Collected data entries:
# # # #

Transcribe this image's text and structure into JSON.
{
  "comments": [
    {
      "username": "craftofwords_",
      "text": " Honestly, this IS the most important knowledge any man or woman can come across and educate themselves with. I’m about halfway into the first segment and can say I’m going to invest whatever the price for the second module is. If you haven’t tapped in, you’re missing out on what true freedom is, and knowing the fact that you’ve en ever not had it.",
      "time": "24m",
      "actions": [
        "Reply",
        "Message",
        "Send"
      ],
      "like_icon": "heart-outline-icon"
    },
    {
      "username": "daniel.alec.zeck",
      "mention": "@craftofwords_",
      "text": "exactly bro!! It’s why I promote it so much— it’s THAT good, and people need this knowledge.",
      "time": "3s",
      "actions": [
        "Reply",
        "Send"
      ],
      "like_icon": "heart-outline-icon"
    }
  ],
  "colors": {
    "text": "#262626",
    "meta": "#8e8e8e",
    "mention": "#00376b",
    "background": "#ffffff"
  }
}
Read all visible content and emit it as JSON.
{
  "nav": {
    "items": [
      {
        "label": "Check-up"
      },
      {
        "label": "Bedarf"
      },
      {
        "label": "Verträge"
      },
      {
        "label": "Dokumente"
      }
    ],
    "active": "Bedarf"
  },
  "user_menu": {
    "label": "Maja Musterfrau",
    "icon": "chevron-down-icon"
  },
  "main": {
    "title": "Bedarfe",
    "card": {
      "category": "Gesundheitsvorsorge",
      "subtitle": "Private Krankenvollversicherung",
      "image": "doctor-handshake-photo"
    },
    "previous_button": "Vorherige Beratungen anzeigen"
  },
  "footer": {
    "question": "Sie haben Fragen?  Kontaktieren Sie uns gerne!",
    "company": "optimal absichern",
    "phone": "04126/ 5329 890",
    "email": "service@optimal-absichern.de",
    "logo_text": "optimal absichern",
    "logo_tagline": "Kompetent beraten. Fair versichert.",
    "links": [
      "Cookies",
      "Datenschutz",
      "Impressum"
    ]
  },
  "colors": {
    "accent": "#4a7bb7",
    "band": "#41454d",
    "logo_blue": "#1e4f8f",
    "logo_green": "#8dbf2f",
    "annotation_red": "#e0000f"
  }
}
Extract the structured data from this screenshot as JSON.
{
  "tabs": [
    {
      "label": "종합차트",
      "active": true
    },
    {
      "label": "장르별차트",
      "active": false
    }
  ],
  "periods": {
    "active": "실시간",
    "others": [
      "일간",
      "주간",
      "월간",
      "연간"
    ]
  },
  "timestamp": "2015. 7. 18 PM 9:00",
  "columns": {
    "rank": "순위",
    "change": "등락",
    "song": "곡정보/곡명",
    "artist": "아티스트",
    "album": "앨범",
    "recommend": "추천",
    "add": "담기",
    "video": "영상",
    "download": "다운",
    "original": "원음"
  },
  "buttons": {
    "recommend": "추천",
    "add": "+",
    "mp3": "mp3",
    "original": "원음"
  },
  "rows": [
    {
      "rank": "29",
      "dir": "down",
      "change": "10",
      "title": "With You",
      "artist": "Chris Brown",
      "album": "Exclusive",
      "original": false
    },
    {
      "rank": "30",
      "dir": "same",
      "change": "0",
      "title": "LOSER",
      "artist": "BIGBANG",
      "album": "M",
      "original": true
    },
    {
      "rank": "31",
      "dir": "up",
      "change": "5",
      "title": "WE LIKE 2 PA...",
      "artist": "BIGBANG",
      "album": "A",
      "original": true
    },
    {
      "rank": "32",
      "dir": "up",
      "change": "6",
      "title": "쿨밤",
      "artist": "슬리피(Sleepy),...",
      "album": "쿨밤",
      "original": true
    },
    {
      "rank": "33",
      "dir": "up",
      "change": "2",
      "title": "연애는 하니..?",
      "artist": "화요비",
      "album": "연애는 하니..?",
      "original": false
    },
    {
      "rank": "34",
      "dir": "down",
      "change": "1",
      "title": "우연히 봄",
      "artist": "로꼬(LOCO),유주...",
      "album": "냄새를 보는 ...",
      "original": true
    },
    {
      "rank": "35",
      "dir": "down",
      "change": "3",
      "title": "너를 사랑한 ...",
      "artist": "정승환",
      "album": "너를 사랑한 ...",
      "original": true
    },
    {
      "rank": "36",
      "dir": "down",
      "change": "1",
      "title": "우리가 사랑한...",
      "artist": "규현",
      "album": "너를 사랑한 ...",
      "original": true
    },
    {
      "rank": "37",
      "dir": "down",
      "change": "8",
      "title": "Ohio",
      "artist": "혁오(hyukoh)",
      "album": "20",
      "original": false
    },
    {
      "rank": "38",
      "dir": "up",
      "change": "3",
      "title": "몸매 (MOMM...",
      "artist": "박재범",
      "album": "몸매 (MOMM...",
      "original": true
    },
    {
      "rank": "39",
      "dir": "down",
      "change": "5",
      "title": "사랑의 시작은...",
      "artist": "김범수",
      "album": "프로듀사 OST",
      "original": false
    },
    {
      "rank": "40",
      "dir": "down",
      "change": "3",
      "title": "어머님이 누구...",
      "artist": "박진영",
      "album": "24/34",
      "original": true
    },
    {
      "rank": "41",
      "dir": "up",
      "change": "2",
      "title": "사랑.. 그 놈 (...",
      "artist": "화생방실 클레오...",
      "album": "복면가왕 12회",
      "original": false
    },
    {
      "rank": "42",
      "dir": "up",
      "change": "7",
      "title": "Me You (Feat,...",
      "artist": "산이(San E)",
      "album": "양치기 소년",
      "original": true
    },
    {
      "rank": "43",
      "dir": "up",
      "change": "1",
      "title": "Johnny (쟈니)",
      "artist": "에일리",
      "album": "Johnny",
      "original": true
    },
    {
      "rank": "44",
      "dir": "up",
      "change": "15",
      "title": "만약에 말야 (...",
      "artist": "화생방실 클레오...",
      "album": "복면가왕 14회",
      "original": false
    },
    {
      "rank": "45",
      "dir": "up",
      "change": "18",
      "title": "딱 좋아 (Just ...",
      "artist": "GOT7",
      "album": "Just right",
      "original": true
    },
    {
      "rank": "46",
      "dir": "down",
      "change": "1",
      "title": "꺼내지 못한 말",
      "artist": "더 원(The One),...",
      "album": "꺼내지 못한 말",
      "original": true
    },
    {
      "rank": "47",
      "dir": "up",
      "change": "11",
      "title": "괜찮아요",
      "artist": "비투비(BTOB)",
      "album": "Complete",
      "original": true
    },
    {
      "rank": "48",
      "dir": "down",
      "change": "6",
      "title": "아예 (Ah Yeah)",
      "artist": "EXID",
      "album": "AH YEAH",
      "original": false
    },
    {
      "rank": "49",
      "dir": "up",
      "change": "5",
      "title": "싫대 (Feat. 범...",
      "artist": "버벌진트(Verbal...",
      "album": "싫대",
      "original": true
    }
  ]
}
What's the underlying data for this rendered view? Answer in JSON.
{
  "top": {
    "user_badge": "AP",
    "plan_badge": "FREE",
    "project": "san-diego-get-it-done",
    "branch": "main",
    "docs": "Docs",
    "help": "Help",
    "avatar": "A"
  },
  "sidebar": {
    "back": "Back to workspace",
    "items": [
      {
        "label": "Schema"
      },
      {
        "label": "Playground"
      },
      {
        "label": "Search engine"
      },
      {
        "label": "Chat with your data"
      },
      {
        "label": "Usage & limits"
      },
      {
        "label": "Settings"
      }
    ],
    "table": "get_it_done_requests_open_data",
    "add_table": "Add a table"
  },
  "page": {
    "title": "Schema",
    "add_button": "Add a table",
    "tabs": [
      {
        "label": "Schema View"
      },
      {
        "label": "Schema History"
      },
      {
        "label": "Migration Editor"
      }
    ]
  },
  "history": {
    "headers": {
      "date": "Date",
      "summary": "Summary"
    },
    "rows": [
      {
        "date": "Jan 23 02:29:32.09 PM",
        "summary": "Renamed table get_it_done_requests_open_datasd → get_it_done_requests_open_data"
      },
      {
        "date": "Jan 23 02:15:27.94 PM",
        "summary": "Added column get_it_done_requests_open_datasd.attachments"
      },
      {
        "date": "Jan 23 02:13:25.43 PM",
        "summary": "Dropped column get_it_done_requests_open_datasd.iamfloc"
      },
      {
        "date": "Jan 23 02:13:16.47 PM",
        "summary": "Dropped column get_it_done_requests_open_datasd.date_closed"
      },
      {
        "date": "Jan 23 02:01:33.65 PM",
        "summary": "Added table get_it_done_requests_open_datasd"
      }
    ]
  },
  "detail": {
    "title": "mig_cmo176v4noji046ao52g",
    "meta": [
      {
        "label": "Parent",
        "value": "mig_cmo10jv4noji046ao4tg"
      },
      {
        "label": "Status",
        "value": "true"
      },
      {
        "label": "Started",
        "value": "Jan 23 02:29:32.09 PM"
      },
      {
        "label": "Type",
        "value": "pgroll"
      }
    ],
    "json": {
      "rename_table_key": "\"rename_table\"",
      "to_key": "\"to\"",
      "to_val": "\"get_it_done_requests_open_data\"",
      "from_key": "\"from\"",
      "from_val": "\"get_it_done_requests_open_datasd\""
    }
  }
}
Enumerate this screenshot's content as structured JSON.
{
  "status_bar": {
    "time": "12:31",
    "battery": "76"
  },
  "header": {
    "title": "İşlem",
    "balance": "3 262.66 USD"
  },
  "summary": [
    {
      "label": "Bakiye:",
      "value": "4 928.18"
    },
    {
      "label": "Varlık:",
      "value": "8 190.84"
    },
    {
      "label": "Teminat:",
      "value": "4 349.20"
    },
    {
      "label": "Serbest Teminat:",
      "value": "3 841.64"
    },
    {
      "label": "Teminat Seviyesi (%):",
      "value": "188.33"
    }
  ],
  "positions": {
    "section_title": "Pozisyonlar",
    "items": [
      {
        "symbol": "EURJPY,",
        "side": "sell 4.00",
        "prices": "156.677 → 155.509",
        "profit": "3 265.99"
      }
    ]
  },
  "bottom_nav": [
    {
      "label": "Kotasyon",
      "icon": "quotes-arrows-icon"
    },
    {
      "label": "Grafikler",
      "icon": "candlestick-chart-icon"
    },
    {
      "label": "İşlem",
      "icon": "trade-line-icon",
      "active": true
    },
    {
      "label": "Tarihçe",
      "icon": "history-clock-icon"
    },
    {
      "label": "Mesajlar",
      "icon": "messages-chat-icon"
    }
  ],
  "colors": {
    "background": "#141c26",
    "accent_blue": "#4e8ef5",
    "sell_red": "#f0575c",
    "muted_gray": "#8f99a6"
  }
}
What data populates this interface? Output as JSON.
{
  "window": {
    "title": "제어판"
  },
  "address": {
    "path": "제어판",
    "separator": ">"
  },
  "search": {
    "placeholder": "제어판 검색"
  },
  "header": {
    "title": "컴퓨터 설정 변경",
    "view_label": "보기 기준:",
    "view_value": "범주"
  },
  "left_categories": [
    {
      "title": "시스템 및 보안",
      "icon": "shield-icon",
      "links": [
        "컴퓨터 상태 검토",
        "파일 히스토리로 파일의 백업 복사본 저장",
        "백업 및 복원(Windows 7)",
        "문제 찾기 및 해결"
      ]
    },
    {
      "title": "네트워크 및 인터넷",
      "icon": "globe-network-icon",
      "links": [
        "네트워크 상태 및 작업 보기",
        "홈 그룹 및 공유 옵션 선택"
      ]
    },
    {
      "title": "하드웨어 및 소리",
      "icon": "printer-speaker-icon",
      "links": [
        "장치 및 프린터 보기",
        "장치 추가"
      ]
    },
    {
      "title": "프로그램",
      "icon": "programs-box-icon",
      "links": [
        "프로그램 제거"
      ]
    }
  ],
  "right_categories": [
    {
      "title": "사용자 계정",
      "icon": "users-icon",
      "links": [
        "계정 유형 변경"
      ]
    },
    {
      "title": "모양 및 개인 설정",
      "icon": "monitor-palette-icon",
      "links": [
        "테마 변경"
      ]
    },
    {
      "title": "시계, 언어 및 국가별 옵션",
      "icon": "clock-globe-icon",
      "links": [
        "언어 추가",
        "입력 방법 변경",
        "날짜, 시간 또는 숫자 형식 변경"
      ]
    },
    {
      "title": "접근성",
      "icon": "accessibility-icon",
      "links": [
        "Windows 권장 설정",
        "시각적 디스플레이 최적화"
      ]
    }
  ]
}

# # # #

AIM OF THE EXERCISE: Search the records for the word "absichern", then list every line that has it.

RESULT BELOW:
    "company": "optimal absichern",
    "email": "service@optimal-absichern.de",
    "logo_text": "optimal absichern",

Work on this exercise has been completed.